Data for processing

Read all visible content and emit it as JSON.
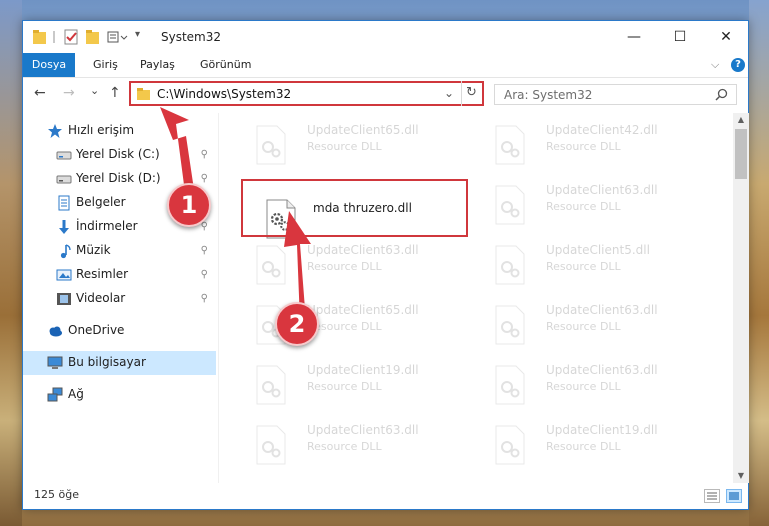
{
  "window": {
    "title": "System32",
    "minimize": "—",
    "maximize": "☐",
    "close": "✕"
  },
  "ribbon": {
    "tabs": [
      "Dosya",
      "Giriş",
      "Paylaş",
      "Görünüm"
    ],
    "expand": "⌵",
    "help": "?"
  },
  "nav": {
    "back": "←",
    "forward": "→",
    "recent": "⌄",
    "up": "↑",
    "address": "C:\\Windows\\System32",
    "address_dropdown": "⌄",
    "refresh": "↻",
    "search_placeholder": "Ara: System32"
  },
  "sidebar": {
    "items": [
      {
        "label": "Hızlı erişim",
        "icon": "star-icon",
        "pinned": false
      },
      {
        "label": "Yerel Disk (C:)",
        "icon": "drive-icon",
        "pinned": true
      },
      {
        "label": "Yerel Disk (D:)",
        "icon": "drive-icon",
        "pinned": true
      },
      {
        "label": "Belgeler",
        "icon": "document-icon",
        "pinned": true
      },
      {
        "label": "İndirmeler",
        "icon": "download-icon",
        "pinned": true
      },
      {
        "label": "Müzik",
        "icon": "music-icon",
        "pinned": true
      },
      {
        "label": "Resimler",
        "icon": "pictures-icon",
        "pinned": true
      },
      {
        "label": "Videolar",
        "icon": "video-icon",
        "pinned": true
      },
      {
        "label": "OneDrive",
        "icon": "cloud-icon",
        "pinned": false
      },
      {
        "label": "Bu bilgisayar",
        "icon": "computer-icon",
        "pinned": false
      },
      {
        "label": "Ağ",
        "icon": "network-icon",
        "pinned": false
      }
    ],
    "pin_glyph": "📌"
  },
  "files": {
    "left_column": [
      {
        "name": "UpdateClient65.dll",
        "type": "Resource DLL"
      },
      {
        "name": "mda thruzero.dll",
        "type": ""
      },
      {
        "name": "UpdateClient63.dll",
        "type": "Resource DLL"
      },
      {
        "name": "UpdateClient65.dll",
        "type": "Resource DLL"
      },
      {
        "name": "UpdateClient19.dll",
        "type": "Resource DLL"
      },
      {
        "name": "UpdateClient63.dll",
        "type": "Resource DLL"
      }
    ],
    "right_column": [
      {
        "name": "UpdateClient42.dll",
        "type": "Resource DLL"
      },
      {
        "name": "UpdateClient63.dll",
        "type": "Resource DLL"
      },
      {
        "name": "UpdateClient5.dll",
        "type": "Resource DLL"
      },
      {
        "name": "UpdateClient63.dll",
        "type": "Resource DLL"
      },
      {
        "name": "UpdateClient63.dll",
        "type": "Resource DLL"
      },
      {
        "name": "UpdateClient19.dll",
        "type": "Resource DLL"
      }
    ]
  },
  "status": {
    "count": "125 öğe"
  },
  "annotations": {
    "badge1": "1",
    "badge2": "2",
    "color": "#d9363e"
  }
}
---
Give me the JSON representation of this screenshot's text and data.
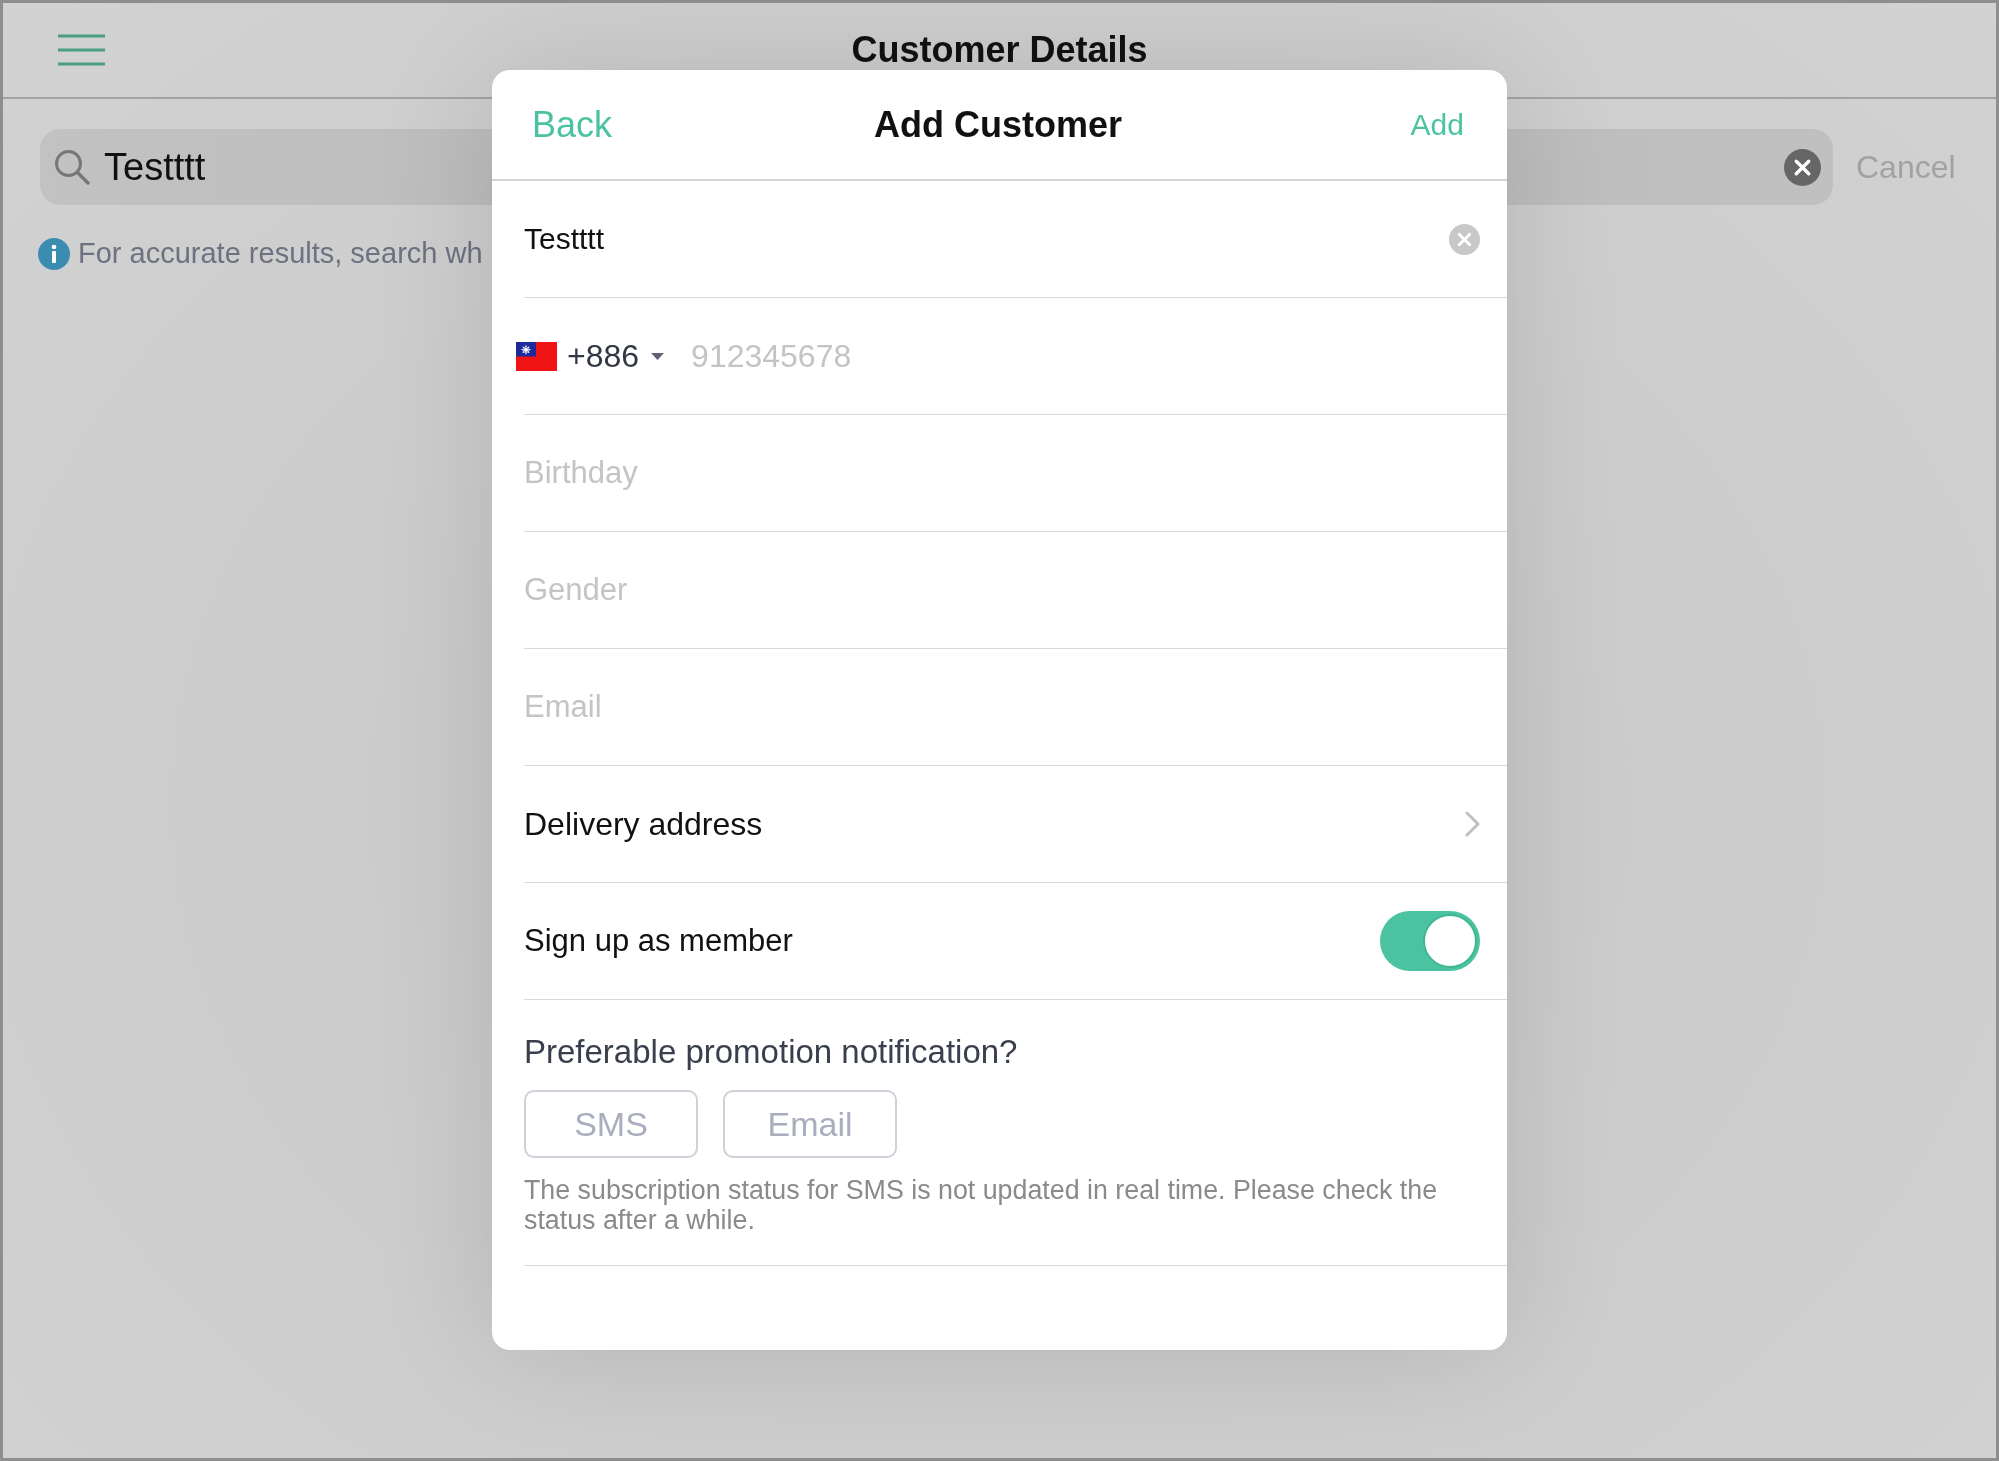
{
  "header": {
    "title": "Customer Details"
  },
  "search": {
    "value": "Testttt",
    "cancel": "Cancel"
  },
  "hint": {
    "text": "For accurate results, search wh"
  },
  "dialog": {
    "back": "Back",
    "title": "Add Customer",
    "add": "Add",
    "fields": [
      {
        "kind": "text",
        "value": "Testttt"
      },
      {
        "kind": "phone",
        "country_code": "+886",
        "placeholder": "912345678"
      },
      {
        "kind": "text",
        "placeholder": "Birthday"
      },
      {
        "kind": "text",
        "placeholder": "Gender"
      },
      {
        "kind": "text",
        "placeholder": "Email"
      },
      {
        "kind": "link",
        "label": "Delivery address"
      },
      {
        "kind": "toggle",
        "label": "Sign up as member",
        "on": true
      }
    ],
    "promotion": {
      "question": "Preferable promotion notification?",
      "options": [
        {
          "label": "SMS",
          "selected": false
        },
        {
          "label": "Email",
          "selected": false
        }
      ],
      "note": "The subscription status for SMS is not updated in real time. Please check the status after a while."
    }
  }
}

Task goal
In the listing above, find each line with the word "Disk" and copy it.

Task answer
        "label": "Yerel Disk (C:)",
        "label": "Yerel Disk (D:)",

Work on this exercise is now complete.